- [WHAT IS BEING ASKED]
What follows is a listing to be transcribed exactly.

- [EXTRACTED RECORDS]
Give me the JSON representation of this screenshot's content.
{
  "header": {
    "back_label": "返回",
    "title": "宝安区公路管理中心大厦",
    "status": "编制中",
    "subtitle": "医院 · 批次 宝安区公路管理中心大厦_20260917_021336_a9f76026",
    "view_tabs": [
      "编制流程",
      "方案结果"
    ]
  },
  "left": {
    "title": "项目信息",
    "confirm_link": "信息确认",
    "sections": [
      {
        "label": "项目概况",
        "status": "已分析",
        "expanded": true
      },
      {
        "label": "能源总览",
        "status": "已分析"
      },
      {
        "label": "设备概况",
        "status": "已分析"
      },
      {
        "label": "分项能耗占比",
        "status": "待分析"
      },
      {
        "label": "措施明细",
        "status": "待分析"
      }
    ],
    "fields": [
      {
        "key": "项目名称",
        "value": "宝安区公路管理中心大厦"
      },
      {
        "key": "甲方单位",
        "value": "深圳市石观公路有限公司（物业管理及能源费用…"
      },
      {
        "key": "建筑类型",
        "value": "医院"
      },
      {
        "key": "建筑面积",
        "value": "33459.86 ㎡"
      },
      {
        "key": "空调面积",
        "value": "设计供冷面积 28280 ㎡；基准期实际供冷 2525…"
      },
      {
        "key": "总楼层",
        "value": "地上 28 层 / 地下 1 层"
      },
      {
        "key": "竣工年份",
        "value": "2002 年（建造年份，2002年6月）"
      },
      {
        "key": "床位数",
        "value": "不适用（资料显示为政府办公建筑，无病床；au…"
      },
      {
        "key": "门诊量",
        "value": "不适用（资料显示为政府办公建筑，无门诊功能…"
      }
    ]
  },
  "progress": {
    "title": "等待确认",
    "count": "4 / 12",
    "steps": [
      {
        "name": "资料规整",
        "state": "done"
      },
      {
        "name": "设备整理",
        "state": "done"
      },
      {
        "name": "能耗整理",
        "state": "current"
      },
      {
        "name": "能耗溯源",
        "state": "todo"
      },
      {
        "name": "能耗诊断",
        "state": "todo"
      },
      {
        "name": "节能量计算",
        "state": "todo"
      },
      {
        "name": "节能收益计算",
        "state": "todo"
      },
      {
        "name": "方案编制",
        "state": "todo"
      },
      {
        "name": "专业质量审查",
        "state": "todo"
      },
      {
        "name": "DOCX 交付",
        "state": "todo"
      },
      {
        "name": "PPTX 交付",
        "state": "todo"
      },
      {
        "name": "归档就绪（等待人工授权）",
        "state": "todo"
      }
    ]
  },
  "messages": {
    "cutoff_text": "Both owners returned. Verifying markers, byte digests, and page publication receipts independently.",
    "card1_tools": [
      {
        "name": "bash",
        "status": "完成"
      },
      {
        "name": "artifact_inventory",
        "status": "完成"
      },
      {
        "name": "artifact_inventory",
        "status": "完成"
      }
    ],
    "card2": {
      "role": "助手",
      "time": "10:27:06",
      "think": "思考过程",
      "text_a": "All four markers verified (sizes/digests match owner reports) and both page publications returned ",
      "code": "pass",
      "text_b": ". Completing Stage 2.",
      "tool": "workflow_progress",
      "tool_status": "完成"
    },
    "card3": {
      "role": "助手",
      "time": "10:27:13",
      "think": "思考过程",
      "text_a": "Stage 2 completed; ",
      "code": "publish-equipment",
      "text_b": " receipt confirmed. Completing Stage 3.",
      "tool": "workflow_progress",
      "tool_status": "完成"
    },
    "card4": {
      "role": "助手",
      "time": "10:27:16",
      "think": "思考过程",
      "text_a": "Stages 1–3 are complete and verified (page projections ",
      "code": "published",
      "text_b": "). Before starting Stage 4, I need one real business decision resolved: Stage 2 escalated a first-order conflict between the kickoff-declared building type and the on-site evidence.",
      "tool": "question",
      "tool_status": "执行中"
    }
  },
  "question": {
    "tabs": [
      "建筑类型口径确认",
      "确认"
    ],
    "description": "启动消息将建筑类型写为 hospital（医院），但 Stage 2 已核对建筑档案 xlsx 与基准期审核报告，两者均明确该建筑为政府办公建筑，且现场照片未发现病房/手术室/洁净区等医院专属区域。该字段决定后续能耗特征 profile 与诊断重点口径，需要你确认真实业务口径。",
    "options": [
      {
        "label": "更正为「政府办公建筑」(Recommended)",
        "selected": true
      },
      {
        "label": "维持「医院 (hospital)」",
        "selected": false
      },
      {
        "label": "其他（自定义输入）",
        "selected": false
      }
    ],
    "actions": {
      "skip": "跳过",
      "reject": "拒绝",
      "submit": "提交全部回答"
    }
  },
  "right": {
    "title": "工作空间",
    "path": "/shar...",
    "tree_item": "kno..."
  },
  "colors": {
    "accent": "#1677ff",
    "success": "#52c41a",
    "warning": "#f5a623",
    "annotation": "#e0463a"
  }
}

- [RESULT OF THIS EXERCISE]
Give me the JSON representation of this screenshot's content.
{
  "header": {
    "back_label": "返回",
    "title": "宝安区公路管理中心大厦",
    "status": "编制中",
    "subtitle": "医院 · 批次 宝安区公路管理中心大厦_20260917_021336_a9f76026",
    "view_tabs": [
      "编制流程",
      "方案结果"
    ]
  },
  "left": {
    "title": "项目信息",
    "confirm_link": "信息确认",
    "sections": [
      {
        "label": "项目概况",
        "status": "已分析",
        "expanded": true
      },
      {
        "label": "能源总览",
        "status": "已分析"
      },
      {
        "label": "设备概况",
        "status": "已分析"
      },
      {
        "label": "分项能耗占比",
        "status": "待分析"
      },
      {
        "label": "措施明细",
        "status": "待分析"
      }
    ],
    "fields": [
      {
        "key": "项目名称",
        "value": "宝安区公路管理中心大厦"
      },
      {
        "key": "甲方单位",
        "value": "深圳市石观公路有限公司（物业管理及能源费用…"
      },
      {
        "key": "建筑类型",
        "value": "医院"
      },
      {
        "key": "建筑面积",
        "value": "33459.86 ㎡"
      },
      {
        "key": "空调面积",
        "value": "设计供冷面积 28280 ㎡；基准期实际供冷 2525…"
      },
      {
        "key": "总楼层",
        "value": "地上 28 层 / 地下 1 层"
      },
      {
        "key": "竣工年份",
        "value": "2002 年（建造年份，2002年6月）"
      },
      {
        "key": "床位数",
        "value": "不适用（资料显示为政府办公建筑，无病床；au…"
      },
      {
        "key": "门诊量",
        "value": "不适用（资料显示为政府办公建筑，无门诊功能…"
      }
    ]
  },
  "progress": {
    "title": "等待确认",
    "count": "4 / 12",
    "steps": [
      {
        "name": "资料规整",
        "state": "done"
      },
      {
        "name": "设备整理",
        "state": "done"
      },
      {
        "name": "能耗整理",
        "state": "current"
      },
      {
        "name": "能耗溯源",
        "state": "todo"
      },
      {
        "name": "能耗诊断",
        "state": "todo"
      },
      {
        "name": "节能量计算",
        "state": "todo"
      },
      {
        "name": "节能收益计算",
        "state": "todo"
      },
      {
        "name": "方案编制",
        "state": "todo"
      },
      {
        "name": "专业质量审查",
        "state": "todo"
      },
      {
        "name": "DOCX 交付",
        "state": "todo"
      },
      {
        "name": "PPTX 交付",
        "state": "todo"
      },
      {
        "name": "归档就绪（等待人工授权）",
        "state": "todo"
      }
    ]
  },
  "messages": {
    "cutoff_text": "Both owners returned. Verifying markers, byte digests, and page publication receipts independently.",
    "card1_tools": [
      {
        "name": "bash",
        "status": "完成"
      },
      {
        "name": "artifact_inventory",
        "status": "完成"
      },
      {
        "name": "artifact_inventory",
        "status": "完成"
      }
    ],
    "card2": {
      "role": "助手",
      "time": "10:27:06",
      "think": "思考过程",
      "text_a": "All four markers verified (sizes/digests match owner reports) and both page publications returned ",
      "code": "pass",
      "text_b": ". Completing Stage 2.",
      "tool": "workflow_progress",
      "tool_status": "完成"
    },
    "card3": {
      "role": "助手",
      "time": "10:27:13",
      "think": "思考过程",
      "text_a": "Stage 2 completed; ",
      "code": "publish-equipment",
      "text_b": " receipt confirmed. Completing Stage 3.",
      "tool": "workflow_progress",
      "tool_status": "完成"
    },
    "card4": {
      "role": "助手",
      "time": "10:27:16",
      "think": "思考过程",
      "text_a": "Stages 1–3 are complete and verified (page projections ",
      "code": "published",
      "text_b": "). Before starting Stage 4, I need one real business decision resolved: Stage 2 escalated a first-order conflict between the kickoff-declared building type and the on-site evidence.",
      "tool": "question",
      "tool_status": "执行中"
    }
  },
  "question": {
    "tabs": [
      "建筑类型口径确认",
      "确认"
    ],
    "description": "启动消息将建筑类型写为 hospital（医院），但 Stage 2 已核对建筑档案 xlsx 与基准期审核报告，两者均明确该建筑为政府办公建筑，且现场照片未发现病房/手术室/洁净区等医院专属区域。该字段决定后续能耗特征 profile 与诊断重点口径，需要你确认真实业务口径。",
    "options": [
      {
        "label": "更正为「政府办公建筑」(Recommended)",
        "selected": true
      },
      {
        "label": "维持「医院 (hospital)」",
        "selected": false
      },
      {
        "label": "其他（自定义输入）",
        "selected": false
      }
    ],
    "actions": {
      "skip": "跳过",
      "reject": "拒绝",
      "submit": "提交全部回答"
    }
  },
  "right": {
    "title": "工作空间",
    "path": "/shar...",
    "tree_item": "kno..."
  },
  "colors": {
    "accent": "#1677ff",
    "success": "#52c41a",
    "warning": "#f5a623",
    "annotation": "#e0463a"
  }
}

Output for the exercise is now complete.